<<<<
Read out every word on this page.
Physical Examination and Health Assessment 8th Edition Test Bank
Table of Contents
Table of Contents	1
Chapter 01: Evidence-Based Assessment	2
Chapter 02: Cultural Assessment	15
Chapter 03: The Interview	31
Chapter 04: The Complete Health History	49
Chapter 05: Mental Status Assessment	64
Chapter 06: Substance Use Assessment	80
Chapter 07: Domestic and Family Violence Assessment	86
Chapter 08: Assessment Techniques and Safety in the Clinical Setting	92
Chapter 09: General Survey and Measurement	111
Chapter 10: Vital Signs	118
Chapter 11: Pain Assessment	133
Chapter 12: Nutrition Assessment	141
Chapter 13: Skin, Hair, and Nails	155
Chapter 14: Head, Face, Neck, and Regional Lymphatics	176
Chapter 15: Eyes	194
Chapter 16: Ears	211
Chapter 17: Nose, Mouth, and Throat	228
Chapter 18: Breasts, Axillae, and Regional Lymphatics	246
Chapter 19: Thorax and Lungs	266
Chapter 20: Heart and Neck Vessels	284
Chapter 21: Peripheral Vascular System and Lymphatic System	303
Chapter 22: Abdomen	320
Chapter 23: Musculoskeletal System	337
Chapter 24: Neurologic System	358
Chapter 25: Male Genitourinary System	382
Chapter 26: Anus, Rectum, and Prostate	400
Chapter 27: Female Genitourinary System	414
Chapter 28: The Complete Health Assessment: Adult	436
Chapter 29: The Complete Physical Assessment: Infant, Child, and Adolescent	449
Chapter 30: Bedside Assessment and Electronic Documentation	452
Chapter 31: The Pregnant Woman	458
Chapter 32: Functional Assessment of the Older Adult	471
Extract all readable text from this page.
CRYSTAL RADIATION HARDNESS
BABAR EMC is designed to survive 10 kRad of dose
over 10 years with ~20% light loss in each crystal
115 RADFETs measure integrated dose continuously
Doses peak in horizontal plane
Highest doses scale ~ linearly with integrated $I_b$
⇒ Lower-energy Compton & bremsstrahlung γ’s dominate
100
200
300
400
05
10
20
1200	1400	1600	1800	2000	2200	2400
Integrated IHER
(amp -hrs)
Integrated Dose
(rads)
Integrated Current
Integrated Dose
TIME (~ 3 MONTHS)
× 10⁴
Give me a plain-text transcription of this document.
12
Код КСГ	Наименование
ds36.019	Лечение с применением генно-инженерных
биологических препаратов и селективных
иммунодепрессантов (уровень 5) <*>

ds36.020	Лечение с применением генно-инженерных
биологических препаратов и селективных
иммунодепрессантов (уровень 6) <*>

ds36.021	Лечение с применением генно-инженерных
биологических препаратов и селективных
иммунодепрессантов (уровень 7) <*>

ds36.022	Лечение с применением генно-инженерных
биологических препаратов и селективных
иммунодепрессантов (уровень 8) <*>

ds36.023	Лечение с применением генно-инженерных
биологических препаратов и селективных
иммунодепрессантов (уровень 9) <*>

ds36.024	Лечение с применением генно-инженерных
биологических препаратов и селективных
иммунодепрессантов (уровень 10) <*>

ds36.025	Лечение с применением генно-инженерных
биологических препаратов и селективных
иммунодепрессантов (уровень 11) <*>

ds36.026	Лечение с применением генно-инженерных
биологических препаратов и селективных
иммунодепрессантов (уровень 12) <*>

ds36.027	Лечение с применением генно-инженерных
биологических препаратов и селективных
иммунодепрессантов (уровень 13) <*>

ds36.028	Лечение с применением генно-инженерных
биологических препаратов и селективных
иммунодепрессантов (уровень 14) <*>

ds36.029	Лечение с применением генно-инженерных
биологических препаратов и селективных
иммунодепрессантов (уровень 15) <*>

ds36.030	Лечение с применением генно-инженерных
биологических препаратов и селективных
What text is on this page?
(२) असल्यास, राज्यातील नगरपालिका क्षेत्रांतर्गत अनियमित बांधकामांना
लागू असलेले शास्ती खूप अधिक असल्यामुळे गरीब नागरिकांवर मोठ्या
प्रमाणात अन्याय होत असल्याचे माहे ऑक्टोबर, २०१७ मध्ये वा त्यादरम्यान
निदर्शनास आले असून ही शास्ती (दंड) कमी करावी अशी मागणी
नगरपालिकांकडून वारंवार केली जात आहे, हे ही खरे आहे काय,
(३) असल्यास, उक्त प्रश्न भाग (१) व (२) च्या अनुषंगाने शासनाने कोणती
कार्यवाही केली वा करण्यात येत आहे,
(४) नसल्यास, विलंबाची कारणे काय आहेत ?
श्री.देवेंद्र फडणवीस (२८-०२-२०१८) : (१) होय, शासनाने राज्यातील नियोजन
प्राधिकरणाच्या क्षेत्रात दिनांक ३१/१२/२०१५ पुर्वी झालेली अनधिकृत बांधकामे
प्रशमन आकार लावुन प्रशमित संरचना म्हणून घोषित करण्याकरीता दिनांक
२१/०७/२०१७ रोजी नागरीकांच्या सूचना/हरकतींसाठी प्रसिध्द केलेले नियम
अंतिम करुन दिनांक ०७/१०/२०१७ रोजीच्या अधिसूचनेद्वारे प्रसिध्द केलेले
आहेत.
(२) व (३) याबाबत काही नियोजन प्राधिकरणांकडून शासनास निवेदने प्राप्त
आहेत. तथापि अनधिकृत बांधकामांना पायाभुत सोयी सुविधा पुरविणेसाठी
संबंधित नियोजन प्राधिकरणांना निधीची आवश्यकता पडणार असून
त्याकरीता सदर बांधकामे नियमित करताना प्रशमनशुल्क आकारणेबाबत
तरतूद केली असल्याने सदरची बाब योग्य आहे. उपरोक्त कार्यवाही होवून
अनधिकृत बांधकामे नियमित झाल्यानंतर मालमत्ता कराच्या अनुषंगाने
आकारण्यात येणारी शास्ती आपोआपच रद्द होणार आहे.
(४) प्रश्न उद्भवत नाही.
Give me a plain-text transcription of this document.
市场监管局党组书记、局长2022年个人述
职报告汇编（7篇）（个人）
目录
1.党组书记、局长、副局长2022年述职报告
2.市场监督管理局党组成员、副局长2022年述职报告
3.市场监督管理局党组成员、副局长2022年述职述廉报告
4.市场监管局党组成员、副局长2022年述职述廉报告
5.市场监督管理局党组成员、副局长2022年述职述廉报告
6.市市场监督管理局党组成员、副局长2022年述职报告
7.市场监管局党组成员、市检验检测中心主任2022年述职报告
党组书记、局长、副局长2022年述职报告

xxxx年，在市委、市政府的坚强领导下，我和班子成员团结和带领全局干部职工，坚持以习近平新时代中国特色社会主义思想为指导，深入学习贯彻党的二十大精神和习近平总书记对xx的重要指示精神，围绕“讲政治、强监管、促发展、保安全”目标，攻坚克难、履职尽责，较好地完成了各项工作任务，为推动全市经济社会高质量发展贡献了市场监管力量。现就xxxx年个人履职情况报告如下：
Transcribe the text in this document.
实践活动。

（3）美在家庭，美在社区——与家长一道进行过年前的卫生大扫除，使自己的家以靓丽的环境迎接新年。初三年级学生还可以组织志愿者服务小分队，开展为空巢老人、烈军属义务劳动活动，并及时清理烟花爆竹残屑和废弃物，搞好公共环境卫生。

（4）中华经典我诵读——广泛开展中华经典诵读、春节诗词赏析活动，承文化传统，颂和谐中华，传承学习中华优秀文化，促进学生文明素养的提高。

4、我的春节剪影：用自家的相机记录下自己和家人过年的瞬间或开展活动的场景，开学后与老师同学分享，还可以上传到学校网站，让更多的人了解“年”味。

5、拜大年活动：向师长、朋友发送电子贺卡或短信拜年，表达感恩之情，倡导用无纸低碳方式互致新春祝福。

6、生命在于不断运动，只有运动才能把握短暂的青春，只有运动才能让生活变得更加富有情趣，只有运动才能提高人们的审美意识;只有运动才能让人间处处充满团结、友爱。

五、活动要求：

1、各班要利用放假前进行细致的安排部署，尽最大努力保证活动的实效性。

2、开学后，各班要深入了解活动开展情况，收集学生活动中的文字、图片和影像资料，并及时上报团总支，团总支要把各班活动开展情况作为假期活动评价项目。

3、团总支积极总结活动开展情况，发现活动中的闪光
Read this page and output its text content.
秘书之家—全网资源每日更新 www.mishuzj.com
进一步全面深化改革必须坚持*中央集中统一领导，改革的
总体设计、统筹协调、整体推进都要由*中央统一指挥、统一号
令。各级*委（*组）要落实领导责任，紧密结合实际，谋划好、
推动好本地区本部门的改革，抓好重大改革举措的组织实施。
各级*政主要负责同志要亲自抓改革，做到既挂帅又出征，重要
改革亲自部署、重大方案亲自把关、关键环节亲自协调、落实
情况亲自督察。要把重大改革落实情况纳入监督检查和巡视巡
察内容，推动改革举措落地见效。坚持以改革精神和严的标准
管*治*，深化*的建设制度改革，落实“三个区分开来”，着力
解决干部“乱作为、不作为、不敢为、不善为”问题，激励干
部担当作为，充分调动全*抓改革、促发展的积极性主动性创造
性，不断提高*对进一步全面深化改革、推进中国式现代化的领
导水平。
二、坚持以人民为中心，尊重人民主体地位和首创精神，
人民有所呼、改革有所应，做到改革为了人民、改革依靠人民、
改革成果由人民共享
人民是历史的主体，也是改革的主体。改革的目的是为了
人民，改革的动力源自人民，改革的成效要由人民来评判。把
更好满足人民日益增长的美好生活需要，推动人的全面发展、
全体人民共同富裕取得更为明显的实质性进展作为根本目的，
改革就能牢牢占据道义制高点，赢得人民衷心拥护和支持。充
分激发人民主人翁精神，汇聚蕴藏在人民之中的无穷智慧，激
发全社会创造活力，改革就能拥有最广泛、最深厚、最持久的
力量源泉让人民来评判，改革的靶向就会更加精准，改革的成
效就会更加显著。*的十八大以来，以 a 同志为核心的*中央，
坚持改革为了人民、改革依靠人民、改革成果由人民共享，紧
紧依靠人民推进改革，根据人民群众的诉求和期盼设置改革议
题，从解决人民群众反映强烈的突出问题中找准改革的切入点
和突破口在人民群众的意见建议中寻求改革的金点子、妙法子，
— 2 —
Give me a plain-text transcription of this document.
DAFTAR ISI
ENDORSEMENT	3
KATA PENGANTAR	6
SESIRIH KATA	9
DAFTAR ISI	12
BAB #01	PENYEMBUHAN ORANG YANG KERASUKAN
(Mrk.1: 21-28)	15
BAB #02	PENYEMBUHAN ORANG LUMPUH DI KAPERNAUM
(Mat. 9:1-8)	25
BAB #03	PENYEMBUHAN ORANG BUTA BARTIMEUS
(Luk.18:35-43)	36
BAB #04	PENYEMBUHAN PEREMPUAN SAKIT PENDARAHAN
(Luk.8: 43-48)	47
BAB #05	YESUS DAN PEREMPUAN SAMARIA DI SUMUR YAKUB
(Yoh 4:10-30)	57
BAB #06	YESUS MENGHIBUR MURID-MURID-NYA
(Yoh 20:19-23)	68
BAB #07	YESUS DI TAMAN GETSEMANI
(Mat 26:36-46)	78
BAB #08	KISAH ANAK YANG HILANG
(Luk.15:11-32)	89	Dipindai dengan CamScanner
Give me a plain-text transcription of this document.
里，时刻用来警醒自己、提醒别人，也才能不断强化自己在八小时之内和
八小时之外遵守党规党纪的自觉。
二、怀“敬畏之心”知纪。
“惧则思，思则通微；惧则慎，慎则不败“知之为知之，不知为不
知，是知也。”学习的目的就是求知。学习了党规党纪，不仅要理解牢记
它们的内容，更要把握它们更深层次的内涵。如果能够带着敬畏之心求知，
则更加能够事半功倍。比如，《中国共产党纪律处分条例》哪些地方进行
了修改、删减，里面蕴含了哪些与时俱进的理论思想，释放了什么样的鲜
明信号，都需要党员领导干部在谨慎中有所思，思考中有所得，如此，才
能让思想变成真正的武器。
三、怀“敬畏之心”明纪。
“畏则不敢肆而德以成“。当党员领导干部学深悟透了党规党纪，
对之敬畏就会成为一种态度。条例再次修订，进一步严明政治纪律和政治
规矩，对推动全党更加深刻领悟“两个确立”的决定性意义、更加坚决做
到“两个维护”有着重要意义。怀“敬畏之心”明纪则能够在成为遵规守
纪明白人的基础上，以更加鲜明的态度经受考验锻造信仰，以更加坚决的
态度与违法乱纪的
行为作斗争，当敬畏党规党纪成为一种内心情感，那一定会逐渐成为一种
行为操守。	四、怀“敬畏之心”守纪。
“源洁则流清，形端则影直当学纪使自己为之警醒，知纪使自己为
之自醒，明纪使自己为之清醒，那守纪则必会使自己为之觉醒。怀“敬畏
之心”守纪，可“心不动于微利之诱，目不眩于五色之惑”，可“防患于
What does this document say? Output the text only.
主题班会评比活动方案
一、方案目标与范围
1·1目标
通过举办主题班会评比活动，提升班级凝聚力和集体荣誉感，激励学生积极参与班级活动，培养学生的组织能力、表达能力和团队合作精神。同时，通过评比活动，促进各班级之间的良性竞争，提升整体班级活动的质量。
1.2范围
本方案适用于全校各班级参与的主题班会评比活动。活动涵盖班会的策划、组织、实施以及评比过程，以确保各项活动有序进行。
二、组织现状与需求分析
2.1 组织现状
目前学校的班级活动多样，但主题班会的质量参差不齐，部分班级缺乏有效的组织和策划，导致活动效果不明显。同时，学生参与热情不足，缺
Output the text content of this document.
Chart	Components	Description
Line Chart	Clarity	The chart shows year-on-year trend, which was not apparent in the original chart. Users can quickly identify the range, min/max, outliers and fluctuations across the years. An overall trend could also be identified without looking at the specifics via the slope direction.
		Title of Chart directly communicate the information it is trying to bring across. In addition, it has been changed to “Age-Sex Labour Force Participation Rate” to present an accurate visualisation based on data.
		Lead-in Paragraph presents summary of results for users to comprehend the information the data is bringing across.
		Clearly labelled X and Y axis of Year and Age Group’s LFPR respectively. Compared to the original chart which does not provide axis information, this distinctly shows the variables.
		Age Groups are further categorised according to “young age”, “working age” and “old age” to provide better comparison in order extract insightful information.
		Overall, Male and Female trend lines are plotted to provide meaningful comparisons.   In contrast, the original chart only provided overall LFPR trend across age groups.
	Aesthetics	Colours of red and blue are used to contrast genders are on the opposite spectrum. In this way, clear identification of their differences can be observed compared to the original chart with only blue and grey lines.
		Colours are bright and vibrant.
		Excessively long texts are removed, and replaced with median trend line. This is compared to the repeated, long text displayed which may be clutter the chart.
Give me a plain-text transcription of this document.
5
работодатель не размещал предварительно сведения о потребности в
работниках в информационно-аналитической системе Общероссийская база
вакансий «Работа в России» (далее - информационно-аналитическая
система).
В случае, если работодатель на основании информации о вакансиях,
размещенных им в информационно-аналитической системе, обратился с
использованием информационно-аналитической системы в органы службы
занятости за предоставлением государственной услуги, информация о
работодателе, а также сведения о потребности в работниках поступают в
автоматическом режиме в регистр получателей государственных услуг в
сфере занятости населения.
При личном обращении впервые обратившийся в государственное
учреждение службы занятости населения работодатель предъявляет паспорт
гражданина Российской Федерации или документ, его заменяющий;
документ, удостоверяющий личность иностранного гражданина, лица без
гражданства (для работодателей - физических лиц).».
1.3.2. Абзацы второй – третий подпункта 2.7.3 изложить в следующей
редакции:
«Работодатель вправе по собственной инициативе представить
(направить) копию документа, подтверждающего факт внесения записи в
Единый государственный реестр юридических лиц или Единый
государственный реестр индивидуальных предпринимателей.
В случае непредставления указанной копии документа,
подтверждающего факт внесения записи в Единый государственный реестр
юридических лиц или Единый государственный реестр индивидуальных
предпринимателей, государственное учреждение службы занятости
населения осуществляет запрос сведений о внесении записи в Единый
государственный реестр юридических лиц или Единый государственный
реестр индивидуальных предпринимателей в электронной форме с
>>>>
[GOAL OF THE EXERCISE]: Find the lines that include the string "does", then copy each of them.

[RESPONSE FOR THIS EXERCISE]:
What does this document say? Output the text only.
		Clearly labelled X and Y axis of Year and Age Group’s LFPR respectively. Compared to the original chart which does not provide axis information, this distinctly shows the variables.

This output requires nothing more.